* _PROBLEM_
Reproduce the entries exactly.

----------------------------------------

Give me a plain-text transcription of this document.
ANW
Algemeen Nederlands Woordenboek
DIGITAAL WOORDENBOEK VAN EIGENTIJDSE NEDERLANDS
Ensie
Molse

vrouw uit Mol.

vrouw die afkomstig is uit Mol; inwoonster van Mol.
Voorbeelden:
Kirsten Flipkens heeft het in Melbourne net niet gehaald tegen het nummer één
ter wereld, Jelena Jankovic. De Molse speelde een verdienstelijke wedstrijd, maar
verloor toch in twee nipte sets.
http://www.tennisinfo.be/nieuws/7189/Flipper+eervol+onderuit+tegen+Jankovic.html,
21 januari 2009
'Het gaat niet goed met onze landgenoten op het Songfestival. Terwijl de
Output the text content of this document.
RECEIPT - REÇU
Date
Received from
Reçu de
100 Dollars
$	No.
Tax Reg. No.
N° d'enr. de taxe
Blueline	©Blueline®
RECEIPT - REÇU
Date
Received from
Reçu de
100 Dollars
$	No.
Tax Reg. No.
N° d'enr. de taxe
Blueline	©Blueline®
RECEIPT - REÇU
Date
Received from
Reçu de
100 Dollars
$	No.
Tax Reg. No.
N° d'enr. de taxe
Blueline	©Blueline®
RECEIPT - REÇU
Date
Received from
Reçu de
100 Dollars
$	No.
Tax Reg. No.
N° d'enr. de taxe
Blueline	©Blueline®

----------------------------------------

* _SOLUTION TO THIS TASK_
Give me a plain-text transcription of this document.
ANW
Algemeen Nederlands Woordenboek
DIGITAAL WOORDENBOEK VAN EIGENTIJDSE NEDERLANDS
Ensie
Molse

vrouw uit Mol.

vrouw die afkomstig is uit Mol; inwoonster van Mol.
Voorbeelden:
Kirsten Flipkens heeft het in Melbourne net niet gehaald tegen het nummer één
ter wereld, Jelena Jankovic. De Molse speelde een verdienstelijke wedstrijd, maar
verloor toch in twee nipte sets.
http://www.tennisinfo.be/nieuws/7189/Flipper+eervol+onderuit+tegen+Jankovic.html,
21 januari 2009
'Het gaat niet goed met onze landgenoten op het Songfestival. Terwijl de
Output the text content of this document.
RECEIPT - REÇU
Date
Received from
Reçu de
100 Dollars
$	No.
Tax Reg. No.
N° d'enr. de taxe
Blueline	©Blueline®
RECEIPT - REÇU
Date
Received from
Reçu de
100 Dollars
$	No.
Tax Reg. No.
N° d'enr. de taxe
Blueline	©Blueline®
RECEIPT - REÇU
Date
Received from
Reçu de
100 Dollars
$	No.
Tax Reg. No.
N° d'enr. de taxe
Blueline	©Blueline®
RECEIPT - REÇU
Date
Received from
Reçu de
100 Dollars
$	No.
Tax Reg. No.
N° d'enr. de taxe
Blueline	©Blueline®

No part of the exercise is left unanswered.